EXERCISE BRIEF: Exactly as given, repeat all of the entries.

DATA FOR PROCESSING:
☆ ☆ ☆ ☆ ☆

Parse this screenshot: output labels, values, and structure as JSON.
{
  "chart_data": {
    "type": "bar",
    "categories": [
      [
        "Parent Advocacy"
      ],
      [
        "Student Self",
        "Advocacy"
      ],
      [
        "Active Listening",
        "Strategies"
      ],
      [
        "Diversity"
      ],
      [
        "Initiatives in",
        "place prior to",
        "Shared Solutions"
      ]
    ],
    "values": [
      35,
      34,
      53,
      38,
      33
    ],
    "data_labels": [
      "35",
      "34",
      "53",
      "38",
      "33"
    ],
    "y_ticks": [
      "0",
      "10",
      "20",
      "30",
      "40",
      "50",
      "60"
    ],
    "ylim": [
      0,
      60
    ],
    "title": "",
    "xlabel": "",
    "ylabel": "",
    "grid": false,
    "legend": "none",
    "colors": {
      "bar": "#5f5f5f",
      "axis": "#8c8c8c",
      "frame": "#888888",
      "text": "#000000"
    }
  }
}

☆ ☆ ☆ ☆ ☆

WORKED ANSWER:
Parse this screenshot: output labels, values, and structure as JSON.
{
  "chart_data": {
    "type": "bar",
    "categories": [
      [
        "Parent Advocacy"
      ],
      [
        "Student Self",
        "Advocacy"
      ],
      [
        "Active Listening",
        "Strategies"
      ],
      [
        "Diversity"
      ],
      [
        "Initiatives in",
        "place prior to",
        "Shared Solutions"
      ]
    ],
    "values": [
      35,
      34,
      53,
      38,
      33
    ],
    "data_labels": [
      "35",
      "34",
      "53",
      "38",
      "33"
    ],
    "y_ticks": [
      "0",
      "10",
      "20",
      "30",
      "40",
      "50",
      "60"
    ],
    "ylim": [
      0,
      60
    ],
    "title": "",
    "xlabel": "",
    "ylabel": "",
    "grid": false,
    "legend": "none",
    "colors": {
      "bar": "#5f5f5f",
      "axis": "#8c8c8c",
      "frame": "#888888",
      "text": "#000000"
    }
  }
}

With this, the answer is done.